— START Record set —

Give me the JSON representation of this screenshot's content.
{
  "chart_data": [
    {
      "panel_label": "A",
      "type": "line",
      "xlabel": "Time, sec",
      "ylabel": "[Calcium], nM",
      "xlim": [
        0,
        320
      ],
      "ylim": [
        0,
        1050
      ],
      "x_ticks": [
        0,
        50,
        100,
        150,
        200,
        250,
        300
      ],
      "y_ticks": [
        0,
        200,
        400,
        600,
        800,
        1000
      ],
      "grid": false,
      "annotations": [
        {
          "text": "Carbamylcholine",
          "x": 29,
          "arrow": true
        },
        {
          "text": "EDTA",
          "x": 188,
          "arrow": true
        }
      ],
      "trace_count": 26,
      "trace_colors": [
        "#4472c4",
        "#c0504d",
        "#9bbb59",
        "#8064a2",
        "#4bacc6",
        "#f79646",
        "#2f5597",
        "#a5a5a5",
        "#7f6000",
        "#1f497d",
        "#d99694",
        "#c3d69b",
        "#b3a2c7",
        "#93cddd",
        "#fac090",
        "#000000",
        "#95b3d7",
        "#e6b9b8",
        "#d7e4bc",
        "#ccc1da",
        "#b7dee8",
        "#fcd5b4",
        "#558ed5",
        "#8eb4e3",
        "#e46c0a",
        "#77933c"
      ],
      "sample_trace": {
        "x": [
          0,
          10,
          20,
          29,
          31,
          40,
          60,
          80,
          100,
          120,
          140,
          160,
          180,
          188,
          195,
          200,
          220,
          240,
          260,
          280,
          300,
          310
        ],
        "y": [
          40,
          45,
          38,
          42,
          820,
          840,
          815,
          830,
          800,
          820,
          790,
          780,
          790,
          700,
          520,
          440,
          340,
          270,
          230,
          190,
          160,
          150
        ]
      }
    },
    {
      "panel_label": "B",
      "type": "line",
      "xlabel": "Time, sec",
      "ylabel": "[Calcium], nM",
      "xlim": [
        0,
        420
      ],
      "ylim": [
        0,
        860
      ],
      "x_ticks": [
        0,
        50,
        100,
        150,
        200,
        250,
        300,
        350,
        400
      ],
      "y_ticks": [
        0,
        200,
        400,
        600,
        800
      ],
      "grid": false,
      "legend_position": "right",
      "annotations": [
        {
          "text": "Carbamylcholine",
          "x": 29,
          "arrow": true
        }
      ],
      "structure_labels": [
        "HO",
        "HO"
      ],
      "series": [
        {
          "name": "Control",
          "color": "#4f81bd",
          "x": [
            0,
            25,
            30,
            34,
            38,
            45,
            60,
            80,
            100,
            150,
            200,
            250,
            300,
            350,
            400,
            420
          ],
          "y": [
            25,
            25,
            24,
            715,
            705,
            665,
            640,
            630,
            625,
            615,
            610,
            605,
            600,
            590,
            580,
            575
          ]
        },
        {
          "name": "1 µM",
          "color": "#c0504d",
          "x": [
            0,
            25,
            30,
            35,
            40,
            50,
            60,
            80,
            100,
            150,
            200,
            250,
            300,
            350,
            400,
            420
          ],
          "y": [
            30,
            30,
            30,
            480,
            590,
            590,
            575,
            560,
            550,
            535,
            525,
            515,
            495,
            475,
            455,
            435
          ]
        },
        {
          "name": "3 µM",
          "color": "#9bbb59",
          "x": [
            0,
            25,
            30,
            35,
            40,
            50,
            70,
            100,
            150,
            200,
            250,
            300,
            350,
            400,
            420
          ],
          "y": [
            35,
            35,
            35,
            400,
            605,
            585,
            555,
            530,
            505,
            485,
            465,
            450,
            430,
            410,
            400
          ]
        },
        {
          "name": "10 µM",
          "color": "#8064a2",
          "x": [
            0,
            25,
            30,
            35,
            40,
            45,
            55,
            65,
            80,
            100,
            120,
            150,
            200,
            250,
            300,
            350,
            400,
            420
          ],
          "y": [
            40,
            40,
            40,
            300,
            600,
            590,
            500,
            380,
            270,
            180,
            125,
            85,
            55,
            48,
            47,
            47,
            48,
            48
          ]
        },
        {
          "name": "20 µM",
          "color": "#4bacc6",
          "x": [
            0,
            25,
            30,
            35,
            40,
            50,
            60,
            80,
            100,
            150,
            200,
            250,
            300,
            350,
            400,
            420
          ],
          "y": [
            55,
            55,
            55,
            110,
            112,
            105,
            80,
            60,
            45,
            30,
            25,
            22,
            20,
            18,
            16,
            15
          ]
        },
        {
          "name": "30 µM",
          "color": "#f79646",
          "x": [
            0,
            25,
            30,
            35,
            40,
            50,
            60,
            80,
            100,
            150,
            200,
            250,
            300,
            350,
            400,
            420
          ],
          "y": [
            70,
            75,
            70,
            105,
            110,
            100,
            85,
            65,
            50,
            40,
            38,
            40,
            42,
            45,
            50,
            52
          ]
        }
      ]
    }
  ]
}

— END Record set —

**Goal**: Print back all the lines verbatim.

**Result for this task**:
Give me the JSON representation of this screenshot's content.
{
  "chart_data": [
    {
      "panel_label": "A",
      "type": "line",
      "xlabel": "Time, sec",
      "ylabel": "[Calcium], nM",
      "xlim": [
        0,
        320
      ],
      "ylim": [
        0,
        1050
      ],
      "x_ticks": [
        0,
        50,
        100,
        150,
        200,
        250,
        300
      ],
      "y_ticks": [
        0,
        200,
        400,
        600,
        800,
        1000
      ],
      "grid": false,
      "annotations": [
        {
          "text": "Carbamylcholine",
          "x": 29,
          "arrow": true
        },
        {
          "text": "EDTA",
          "x": 188,
          "arrow": true
        }
      ],
      "trace_count": 26,
      "trace_colors": [
        "#4472c4",
        "#c0504d",
        "#9bbb59",
        "#8064a2",
        "#4bacc6",
        "#f79646",
        "#2f5597",
        "#a5a5a5",
        "#7f6000",
        "#1f497d",
        "#d99694",
        "#c3d69b",
        "#b3a2c7",
        "#93cddd",
        "#fac090",
        "#000000",
        "#95b3d7",
        "#e6b9b8",
        "#d7e4bc",
        "#ccc1da",
        "#b7dee8",
        "#fcd5b4",
        "#558ed5",
        "#8eb4e3",
        "#e46c0a",
        "#77933c"
      ],
      "sample_trace": {
        "x": [
          0,
          10,
          20,
          29,
          31,
          40,
          60,
          80,
          100,
          120,
          140,
          160,
          180,
          188,
          195,
          200,
          220,
          240,
          260,
          280,
          300,
          310
        ],
        "y": [
          40,
          45,
          38,
          42,
          820,
          840,
          815,
          830,
          800,
          820,
          790,
          780,
          790,
          700,
          520,
          440,
          340,
          270,
          230,
          190,
          160,
          150
        ]
      }
    },
    {
      "panel_label": "B",
      "type": "line",
      "xlabel": "Time, sec",
      "ylabel": "[Calcium], nM",
      "xlim": [
        0,
        420
      ],
      "ylim": [
        0,
        860
      ],
      "x_ticks": [
        0,
        50,
        100,
        150,
        200,
        250,
        300,
        350,
        400
      ],
      "y_ticks": [
        0,
        200,
        400,
        600,
        800
      ],
      "grid": false,
      "legend_position": "right",
      "annotations": [
        {
          "text": "Carbamylcholine",
          "x": 29,
          "arrow": true
        }
      ],
      "structure_labels": [
        "HO",
        "HO"
      ],
      "series": [
        {
          "name": "Control",
          "color": "#4f81bd",
          "x": [
            0,
            25,
            30,
            34,
            38,
            45,
            60,
            80,
            100,
            150,
            200,
            250,
            300,
            350,
            400,
            420
          ],
          "y": [
            25,
            25,
            24,
            715,
            705,
            665,
            640,
            630,
            625,
            615,
            610,
            605,
            600,
            590,
            580,
            575
          ]
        },
        {
          "name": "1 µM",
          "color": "#c0504d",
          "x": [
            0,
            25,
            30,
            35,
            40,
            50,
            60,
            80,
            100,
            150,
            200,
            250,
            300,
            350,
            400,
            420
          ],
          "y": [
            30,
            30,
            30,
            480,
            590,
            590,
            575,
            560,
            550,
            535,
            525,
            515,
            495,
            475,
            455,
            435
          ]
        },
        {
          "name": "3 µM",
          "color": "#9bbb59",
          "x": [
            0,
            25,
            30,
            35,
            40,
            50,
            70,
            100,
            150,
            200,
            250,
            300,
            350,
            400,
            420
          ],
          "y": [
            35,
            35,
            35,
            400,
            605,
            585,
            555,
            530,
            505,
            485,
            465,
            450,
            430,
            410,
            400
          ]
        },
        {
          "name": "10 µM",
          "color": "#8064a2",
          "x": [
            0,
            25,
            30,
            35,
            40,
            45,
            55,
            65,
            80,
            100,
            120,
            150,
            200,
            250,
            300,
            350,
            400,
            420
          ],
          "y": [
            40,
            40,
            40,
            300,
            600,
            590,
            500,
            380,
            270,
            180,
            125,
            85,
            55,
            48,
            47,
            47,
            48,
            48
          ]
        },
        {
          "name": "20 µM",
          "color": "#4bacc6",
          "x": [
            0,
            25,
            30,
            35,
            40,
            50,
            60,
            80,
            100,
            150,
            200,
            250,
            300,
            350,
            400,
            420
          ],
          "y": [
            55,
            55,
            55,
            110,
            112,
            105,
            80,
            60,
            45,
            30,
            25,
            22,
            20,
            18,
            16,
            15
          ]
        },
        {
          "name": "30 µM",
          "color": "#f79646",
          "x": [
            0,
            25,
            30,
            35,
            40,
            50,
            60,
            80,
            100,
            150,
            200,
            250,
            300,
            350,
            400,
            420
          ],
          "y": [
            70,
            75,
            70,
            105,
            110,
            100,
            85,
            65,
            50,
            40,
            38,
            40,
            42,
            45,
            50,
            52
          ]
        }
      ]
    }
  ]
}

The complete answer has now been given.